_Given instruction_
List all lines of the data containing the word "image".

-------- Source material --------

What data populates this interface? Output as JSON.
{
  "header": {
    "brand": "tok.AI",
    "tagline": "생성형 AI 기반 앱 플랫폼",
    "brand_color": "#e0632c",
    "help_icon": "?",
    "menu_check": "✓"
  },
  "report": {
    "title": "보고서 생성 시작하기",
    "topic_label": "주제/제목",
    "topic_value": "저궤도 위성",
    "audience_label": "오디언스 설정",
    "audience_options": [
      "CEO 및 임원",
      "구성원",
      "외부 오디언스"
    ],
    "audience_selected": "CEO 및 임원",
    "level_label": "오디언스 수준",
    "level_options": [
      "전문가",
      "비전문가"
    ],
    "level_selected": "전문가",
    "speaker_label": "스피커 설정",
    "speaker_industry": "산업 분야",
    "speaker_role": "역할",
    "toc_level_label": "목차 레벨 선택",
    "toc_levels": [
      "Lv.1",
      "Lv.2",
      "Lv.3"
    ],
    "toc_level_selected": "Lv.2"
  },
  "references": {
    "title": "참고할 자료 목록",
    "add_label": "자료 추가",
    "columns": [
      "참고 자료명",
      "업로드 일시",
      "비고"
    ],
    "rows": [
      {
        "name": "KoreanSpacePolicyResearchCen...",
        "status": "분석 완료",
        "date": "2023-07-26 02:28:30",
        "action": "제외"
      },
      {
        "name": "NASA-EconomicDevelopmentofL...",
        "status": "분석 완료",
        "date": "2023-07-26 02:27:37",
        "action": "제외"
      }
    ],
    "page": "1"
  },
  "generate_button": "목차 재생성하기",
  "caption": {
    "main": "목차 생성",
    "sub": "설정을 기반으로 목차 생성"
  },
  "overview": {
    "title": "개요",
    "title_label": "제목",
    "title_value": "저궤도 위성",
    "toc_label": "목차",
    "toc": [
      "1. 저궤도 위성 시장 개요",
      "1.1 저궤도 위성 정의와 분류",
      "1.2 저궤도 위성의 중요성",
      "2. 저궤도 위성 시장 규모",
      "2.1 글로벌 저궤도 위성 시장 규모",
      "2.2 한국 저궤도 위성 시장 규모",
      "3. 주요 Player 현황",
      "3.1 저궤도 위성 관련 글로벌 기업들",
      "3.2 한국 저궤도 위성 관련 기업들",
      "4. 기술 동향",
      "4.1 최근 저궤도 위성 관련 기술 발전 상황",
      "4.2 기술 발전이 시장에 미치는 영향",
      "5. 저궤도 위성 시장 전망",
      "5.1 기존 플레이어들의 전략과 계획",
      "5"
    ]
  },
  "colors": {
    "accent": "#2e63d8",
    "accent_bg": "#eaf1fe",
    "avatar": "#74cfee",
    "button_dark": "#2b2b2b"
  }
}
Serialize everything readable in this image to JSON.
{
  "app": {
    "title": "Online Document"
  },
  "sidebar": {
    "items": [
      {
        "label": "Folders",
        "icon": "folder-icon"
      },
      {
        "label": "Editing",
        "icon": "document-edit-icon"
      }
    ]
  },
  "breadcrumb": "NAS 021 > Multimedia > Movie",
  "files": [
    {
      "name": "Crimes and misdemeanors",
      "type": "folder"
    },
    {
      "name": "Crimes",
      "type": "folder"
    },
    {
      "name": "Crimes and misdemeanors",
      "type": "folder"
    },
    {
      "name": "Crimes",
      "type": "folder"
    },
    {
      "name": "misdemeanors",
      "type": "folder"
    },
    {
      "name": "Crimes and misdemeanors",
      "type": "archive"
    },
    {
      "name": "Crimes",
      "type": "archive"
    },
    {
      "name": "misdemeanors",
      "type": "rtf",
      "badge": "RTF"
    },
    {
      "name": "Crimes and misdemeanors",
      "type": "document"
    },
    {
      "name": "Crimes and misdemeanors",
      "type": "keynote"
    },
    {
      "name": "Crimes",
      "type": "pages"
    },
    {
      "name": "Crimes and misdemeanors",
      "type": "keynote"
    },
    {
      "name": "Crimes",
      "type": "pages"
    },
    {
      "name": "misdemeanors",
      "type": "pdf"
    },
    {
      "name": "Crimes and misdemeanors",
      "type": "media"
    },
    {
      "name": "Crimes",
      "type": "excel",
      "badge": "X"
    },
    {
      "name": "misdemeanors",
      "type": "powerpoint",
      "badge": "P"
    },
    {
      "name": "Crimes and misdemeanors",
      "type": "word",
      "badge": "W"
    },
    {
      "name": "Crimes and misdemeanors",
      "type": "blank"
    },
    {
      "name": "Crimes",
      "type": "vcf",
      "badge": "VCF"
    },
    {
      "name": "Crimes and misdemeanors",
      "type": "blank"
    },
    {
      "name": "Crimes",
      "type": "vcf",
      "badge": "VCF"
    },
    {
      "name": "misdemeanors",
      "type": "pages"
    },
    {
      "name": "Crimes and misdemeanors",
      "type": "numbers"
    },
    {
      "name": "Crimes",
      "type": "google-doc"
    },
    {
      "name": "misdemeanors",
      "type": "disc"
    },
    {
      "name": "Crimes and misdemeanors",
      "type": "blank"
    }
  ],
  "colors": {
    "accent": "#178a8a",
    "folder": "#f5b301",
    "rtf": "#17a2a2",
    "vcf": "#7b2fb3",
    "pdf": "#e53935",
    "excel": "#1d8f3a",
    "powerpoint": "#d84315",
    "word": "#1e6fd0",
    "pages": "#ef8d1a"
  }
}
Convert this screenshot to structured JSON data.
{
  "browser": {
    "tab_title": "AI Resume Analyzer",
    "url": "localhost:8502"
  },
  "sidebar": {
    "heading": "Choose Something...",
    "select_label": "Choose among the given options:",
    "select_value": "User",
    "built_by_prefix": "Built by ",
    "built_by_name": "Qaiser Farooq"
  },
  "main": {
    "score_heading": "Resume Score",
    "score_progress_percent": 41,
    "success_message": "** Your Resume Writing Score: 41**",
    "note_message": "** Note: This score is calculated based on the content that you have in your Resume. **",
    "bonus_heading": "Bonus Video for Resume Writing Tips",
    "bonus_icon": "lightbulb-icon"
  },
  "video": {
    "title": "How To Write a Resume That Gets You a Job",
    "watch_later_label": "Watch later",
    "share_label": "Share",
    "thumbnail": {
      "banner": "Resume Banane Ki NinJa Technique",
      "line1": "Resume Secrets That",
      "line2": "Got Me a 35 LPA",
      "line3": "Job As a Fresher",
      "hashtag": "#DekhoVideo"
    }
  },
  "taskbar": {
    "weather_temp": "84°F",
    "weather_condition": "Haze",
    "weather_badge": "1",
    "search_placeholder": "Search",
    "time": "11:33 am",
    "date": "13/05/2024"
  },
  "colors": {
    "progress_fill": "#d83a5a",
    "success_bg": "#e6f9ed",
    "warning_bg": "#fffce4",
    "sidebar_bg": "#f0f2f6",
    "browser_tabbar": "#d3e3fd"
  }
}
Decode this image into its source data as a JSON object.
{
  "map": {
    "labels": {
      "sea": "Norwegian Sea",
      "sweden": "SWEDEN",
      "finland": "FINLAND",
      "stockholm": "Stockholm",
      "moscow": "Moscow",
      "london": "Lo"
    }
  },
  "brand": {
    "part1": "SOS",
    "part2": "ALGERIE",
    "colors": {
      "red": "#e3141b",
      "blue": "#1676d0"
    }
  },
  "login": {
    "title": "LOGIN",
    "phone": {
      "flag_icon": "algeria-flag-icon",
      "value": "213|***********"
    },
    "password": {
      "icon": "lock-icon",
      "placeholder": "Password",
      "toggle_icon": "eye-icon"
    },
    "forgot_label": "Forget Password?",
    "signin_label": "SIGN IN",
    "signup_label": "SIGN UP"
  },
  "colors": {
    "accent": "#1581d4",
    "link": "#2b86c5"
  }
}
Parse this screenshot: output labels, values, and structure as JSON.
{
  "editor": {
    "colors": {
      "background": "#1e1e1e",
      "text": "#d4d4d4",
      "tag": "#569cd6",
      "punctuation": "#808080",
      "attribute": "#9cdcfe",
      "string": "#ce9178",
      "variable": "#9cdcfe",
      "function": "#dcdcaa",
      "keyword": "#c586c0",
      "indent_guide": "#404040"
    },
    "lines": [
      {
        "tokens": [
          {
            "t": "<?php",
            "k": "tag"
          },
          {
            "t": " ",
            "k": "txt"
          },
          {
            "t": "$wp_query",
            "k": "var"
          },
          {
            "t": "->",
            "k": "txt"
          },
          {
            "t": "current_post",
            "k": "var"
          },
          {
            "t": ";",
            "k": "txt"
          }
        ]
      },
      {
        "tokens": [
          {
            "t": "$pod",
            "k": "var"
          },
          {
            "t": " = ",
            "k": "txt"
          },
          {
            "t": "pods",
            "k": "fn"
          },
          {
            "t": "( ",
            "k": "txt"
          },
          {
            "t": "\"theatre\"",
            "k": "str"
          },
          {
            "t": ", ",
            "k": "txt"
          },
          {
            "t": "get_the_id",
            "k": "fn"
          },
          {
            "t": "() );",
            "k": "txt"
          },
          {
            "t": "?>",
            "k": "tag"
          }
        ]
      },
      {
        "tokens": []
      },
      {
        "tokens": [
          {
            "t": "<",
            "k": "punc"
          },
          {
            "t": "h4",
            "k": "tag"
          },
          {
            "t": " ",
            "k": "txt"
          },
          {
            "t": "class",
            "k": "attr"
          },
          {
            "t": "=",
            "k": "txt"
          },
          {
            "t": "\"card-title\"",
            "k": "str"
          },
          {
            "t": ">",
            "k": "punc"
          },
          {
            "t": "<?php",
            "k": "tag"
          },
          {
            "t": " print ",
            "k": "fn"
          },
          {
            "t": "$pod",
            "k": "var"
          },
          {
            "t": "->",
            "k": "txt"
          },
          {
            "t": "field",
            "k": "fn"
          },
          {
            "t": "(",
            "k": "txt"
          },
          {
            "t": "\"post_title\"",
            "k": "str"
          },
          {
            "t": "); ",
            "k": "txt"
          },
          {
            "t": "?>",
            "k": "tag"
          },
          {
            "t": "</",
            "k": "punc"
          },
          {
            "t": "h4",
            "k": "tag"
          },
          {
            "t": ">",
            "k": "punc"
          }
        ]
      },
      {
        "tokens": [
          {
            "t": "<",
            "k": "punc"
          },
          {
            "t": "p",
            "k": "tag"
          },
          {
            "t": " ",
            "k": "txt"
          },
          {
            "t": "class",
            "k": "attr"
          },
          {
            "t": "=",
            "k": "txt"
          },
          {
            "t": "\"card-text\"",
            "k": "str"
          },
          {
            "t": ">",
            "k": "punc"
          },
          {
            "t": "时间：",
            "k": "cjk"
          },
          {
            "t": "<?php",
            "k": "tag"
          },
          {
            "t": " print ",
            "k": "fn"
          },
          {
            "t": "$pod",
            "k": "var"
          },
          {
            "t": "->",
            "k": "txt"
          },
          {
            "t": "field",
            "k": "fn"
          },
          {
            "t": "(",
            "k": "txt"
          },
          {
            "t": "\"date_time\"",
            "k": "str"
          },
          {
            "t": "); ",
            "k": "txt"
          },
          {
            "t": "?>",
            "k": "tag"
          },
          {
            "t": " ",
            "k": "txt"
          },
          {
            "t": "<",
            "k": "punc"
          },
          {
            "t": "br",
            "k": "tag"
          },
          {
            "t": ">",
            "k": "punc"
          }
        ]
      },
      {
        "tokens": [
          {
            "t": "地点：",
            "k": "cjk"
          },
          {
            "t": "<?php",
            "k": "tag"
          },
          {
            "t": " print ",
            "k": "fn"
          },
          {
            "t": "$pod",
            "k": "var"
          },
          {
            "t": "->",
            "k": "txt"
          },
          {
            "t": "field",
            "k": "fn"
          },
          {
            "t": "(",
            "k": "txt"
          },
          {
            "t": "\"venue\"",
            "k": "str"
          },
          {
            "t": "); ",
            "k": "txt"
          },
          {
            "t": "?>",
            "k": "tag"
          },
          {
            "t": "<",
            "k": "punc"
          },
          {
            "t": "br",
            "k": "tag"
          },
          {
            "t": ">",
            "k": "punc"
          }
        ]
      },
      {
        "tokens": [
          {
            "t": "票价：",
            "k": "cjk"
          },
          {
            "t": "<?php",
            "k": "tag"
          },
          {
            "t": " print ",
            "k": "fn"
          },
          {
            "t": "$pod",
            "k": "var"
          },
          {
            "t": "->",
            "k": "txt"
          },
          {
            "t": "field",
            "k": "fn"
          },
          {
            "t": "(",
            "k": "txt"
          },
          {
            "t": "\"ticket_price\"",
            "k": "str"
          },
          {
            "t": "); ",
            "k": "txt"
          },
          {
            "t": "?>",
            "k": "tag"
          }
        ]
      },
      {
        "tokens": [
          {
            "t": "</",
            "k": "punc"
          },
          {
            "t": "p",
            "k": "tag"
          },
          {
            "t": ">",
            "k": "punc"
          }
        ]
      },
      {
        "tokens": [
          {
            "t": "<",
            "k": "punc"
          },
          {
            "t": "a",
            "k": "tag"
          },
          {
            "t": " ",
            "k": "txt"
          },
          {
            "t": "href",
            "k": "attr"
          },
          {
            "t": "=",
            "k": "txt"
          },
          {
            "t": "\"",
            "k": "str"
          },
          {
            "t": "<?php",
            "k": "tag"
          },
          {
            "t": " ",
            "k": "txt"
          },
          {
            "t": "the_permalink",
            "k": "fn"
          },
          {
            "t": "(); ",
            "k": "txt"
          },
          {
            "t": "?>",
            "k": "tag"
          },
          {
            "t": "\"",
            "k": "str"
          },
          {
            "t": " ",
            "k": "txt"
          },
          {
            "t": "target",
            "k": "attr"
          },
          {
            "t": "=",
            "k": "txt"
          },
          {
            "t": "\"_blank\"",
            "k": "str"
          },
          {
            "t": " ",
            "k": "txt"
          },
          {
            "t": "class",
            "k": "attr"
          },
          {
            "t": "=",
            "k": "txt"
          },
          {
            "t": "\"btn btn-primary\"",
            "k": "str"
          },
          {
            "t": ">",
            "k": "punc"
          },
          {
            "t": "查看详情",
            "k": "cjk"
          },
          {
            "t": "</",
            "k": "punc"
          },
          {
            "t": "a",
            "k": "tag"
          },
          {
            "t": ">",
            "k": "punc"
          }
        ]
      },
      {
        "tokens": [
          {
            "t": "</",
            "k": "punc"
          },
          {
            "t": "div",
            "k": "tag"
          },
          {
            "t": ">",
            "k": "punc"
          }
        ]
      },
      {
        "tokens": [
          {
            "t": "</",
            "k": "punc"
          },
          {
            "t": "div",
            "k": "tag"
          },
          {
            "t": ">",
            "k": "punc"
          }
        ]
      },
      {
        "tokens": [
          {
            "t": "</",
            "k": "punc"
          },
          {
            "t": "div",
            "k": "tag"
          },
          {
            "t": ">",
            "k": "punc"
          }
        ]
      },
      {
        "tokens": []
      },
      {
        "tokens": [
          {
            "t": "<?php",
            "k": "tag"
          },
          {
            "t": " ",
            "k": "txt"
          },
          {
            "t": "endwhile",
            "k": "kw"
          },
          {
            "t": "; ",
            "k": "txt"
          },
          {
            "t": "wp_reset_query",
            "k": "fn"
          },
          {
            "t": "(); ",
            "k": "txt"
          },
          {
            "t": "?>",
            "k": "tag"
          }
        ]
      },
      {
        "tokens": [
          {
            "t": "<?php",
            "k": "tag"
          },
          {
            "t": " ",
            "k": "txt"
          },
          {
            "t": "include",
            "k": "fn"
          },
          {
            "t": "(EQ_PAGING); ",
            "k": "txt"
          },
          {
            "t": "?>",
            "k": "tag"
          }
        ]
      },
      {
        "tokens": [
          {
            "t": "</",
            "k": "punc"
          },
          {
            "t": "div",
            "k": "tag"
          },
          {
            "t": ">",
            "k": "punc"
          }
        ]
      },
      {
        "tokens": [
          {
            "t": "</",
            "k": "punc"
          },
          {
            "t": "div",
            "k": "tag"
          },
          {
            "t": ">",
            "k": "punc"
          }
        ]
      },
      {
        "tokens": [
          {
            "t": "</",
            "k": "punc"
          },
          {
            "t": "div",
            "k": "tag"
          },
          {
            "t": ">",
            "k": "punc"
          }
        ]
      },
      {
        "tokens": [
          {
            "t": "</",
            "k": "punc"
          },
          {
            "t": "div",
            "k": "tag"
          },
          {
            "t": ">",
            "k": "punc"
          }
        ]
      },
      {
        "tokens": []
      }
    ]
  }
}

--------

_Finished answer_
Serialize everything readable in this image to JSON.
Decode this image into its source data as a JSON object.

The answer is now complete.